Duplicate everything from the start of the records down to the line containing "end-time: 2:00 PM bbox=[12, 570, 80, 590]", with both ends included.

Records contained in a dataset:
Begin

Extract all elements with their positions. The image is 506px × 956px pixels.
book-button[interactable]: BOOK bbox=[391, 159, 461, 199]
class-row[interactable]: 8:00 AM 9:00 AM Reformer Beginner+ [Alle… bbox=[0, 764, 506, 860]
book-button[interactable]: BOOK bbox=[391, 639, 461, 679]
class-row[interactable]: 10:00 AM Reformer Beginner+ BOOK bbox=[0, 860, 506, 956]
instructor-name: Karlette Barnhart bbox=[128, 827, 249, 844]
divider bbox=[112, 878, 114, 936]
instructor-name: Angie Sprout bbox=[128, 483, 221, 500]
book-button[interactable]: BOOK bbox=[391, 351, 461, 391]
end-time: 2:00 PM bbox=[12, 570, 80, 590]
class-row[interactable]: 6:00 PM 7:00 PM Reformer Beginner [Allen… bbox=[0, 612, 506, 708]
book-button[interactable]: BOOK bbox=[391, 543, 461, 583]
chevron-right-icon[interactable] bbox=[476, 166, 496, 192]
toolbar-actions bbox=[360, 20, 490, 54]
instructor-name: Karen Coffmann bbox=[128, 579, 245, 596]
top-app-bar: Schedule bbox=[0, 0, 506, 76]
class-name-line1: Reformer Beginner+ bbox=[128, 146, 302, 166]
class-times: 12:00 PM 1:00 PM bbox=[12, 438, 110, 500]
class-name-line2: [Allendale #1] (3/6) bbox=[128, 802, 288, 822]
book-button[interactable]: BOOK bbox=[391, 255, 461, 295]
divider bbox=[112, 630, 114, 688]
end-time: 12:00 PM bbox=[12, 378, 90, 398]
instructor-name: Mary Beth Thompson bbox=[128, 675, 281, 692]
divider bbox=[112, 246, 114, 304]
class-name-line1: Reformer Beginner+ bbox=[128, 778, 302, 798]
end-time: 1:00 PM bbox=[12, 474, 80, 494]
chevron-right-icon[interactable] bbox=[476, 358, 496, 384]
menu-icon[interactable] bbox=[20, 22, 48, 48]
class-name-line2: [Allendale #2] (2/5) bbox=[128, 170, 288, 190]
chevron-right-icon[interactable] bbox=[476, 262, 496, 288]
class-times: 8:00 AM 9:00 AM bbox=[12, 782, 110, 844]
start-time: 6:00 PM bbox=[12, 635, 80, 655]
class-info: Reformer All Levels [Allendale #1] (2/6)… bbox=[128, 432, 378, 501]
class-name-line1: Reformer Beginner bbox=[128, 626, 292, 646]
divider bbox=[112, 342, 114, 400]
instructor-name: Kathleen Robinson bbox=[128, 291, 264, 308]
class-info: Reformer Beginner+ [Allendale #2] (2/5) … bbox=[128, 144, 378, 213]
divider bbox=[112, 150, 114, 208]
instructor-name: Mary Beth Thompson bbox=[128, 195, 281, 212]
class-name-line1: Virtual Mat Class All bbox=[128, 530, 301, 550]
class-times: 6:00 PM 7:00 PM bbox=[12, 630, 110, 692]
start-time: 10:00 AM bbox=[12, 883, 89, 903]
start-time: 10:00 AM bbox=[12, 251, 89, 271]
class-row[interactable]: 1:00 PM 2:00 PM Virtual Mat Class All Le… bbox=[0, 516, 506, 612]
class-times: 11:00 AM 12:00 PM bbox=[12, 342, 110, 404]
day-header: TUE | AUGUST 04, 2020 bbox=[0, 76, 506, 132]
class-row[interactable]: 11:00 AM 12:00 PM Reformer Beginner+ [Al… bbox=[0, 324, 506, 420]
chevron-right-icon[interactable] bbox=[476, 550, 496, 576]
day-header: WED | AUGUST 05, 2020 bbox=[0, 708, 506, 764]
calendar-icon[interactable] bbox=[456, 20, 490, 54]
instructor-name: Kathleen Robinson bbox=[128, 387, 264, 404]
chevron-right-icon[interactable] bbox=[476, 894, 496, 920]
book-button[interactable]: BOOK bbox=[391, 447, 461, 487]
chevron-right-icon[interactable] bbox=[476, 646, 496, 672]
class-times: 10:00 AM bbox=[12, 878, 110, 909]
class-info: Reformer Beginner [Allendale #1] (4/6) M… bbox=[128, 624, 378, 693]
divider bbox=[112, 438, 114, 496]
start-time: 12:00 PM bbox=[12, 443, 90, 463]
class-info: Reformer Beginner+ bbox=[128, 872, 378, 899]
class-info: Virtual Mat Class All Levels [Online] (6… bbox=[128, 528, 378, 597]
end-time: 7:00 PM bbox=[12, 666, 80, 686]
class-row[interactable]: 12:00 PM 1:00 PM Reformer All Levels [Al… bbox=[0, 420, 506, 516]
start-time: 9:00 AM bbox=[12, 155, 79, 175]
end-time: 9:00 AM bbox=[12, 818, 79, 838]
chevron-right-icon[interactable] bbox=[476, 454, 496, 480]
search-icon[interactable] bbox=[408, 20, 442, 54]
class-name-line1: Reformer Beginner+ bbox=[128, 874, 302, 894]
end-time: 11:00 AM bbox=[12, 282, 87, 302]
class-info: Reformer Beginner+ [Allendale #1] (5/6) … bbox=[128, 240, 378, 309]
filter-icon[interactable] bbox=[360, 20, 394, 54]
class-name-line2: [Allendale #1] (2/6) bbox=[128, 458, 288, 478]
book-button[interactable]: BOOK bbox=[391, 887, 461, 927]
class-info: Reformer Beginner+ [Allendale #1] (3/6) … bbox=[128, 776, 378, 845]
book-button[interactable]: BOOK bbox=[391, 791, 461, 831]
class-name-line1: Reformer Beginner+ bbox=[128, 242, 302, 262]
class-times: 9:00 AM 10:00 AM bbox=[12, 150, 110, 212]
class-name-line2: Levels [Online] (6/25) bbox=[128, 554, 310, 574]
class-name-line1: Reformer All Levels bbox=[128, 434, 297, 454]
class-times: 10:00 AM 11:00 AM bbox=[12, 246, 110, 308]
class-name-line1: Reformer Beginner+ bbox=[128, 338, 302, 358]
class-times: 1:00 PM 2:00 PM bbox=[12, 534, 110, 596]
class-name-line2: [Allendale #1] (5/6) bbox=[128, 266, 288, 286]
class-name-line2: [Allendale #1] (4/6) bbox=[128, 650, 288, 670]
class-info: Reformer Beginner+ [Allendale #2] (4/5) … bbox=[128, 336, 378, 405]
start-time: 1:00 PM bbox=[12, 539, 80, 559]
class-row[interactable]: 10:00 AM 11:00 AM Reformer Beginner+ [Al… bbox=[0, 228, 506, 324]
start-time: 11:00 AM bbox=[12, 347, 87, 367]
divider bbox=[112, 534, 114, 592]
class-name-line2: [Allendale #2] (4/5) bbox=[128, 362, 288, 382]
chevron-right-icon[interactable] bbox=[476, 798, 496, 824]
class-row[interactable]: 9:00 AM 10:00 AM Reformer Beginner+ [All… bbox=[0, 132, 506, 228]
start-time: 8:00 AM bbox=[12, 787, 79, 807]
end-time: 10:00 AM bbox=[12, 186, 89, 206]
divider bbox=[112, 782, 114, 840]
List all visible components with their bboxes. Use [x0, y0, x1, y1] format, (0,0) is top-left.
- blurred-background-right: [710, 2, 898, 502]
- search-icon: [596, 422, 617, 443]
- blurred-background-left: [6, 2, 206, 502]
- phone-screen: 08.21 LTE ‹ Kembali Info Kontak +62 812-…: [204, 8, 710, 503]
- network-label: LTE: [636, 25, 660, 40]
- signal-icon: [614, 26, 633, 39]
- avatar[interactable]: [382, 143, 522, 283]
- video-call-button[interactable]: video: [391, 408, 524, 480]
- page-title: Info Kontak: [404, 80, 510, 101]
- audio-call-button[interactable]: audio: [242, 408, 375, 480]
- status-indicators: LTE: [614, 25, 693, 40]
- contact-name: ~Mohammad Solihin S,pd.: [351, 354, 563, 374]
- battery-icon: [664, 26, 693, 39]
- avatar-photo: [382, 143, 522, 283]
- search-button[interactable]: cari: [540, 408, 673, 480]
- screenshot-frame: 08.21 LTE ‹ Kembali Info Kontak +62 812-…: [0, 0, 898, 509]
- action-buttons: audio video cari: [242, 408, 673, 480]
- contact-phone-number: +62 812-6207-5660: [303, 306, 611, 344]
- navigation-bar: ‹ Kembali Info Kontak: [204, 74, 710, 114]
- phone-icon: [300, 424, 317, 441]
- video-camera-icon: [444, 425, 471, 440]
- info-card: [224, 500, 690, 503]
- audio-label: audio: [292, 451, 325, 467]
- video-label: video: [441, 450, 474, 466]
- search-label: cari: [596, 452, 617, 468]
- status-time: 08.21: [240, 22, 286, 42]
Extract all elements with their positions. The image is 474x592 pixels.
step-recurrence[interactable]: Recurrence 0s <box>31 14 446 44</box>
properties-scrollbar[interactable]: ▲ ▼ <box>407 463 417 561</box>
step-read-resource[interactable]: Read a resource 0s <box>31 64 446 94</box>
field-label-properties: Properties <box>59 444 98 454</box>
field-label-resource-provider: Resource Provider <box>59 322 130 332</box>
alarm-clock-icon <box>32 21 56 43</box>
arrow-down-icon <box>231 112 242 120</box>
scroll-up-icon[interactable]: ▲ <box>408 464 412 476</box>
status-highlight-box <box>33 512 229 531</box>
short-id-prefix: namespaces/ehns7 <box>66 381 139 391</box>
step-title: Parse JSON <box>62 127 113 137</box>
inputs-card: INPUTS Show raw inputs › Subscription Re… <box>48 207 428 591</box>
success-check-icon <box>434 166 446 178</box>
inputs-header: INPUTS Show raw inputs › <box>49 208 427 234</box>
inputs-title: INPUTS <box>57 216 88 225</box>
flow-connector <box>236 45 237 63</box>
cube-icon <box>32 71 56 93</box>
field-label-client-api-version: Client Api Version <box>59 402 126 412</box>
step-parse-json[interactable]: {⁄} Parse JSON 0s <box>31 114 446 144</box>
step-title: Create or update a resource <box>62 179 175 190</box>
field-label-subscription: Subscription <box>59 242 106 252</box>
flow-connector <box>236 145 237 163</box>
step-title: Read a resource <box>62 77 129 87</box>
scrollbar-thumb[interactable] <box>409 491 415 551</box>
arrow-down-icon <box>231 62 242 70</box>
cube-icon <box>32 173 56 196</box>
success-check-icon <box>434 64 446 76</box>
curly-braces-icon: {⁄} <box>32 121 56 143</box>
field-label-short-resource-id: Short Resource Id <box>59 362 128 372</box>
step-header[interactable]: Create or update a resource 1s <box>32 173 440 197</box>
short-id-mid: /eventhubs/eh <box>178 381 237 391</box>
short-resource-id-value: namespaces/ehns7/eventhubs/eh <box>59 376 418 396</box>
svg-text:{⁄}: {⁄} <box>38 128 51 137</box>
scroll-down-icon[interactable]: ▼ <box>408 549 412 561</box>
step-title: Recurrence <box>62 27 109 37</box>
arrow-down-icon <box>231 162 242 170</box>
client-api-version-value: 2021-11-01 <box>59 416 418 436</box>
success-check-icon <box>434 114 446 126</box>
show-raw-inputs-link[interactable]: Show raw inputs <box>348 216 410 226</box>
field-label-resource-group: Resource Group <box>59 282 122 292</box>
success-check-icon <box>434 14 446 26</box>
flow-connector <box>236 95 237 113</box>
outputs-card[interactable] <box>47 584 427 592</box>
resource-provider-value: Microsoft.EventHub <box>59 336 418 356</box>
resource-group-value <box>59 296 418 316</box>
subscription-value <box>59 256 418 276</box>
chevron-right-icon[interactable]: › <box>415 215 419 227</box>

End

Exercise solution:
Extract all elements with their positions. The image is 506px × 956px pixels.
book-button[interactable]: BOOK bbox=[391, 159, 461, 199]
class-row[interactable]: 8:00 AM 9:00 AM Reformer Beginner+ [Alle… bbox=[0, 764, 506, 860]
book-button[interactable]: BOOK bbox=[391, 639, 461, 679]
class-row[interactable]: 10:00 AM Reformer Beginner+ BOOK bbox=[0, 860, 506, 956]
instructor-name: Karlette Barnhart bbox=[128, 827, 249, 844]
divider bbox=[112, 878, 114, 936]
instructor-name: Angie Sprout bbox=[128, 483, 221, 500]
book-button[interactable]: BOOK bbox=[391, 351, 461, 391]
end-time: 2:00 PM bbox=[12, 570, 80, 590]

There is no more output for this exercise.